**SHORT EXERCISE**
Answer with one number: how many lines have "does".

____

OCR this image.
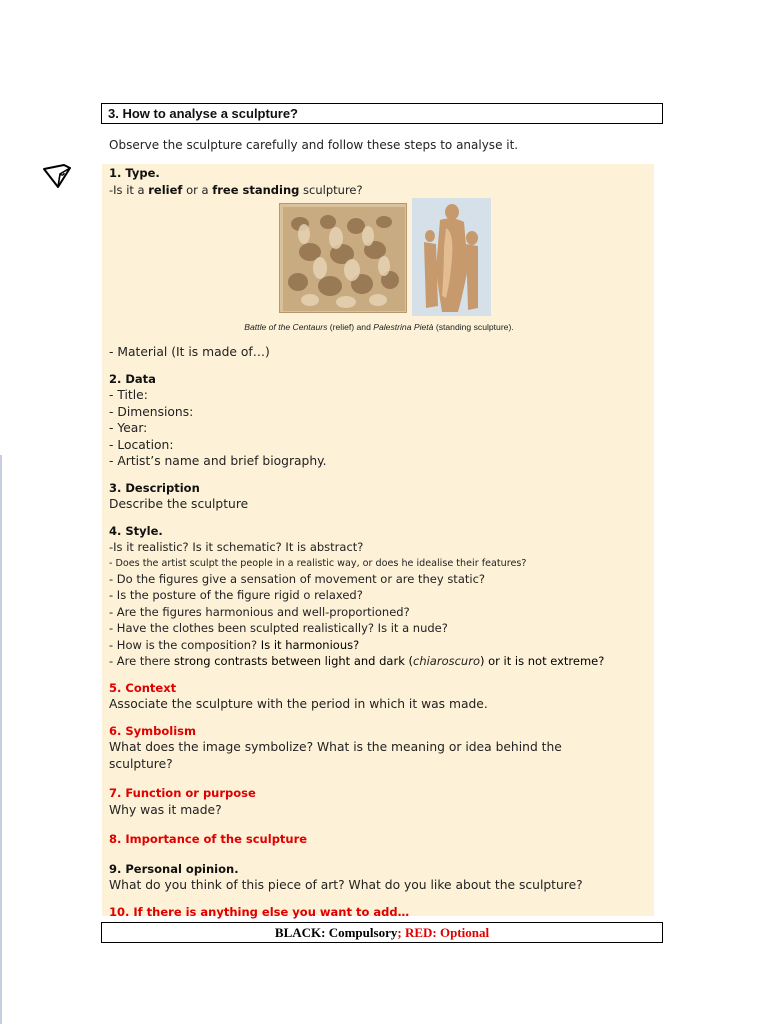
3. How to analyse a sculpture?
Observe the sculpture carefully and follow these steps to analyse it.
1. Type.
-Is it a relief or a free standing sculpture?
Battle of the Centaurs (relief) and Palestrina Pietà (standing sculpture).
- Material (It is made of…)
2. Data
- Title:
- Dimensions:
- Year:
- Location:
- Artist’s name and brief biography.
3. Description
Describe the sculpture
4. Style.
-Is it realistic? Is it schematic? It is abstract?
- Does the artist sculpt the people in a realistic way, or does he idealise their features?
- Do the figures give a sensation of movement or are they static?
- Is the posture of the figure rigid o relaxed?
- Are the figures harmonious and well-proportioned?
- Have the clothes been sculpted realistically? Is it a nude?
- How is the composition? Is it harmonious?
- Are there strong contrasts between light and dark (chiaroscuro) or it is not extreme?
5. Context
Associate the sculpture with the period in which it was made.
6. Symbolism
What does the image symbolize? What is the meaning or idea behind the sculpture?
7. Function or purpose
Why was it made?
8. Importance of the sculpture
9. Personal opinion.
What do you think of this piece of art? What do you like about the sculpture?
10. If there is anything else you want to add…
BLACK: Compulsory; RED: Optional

____

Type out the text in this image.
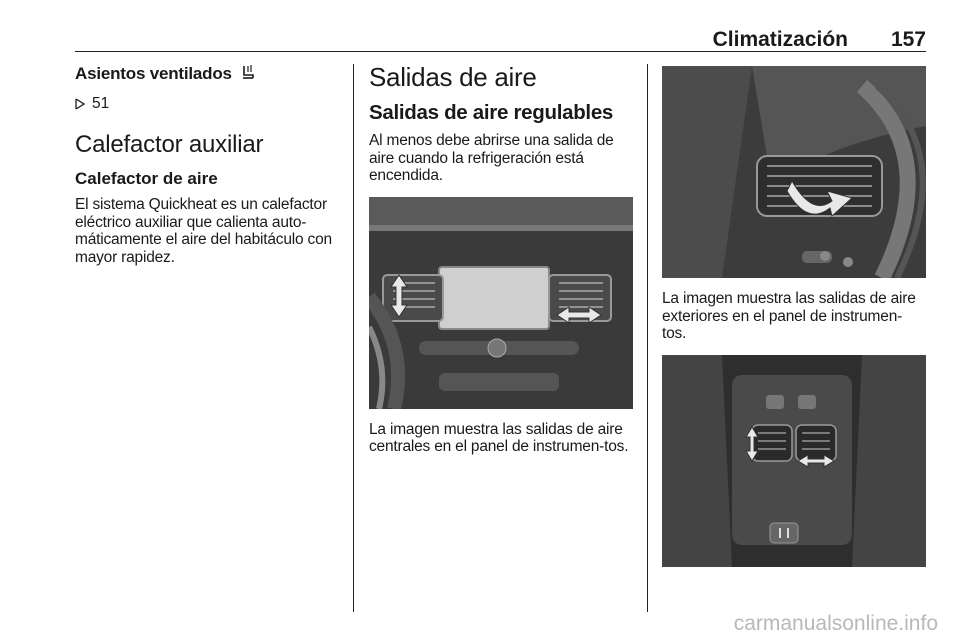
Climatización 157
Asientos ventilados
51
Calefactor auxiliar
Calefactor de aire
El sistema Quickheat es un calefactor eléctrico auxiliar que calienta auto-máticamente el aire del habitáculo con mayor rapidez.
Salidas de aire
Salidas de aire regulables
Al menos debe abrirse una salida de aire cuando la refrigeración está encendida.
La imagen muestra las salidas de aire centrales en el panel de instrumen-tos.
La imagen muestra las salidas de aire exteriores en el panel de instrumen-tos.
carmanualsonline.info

____

**RESULT OF THE EXERCISE**
2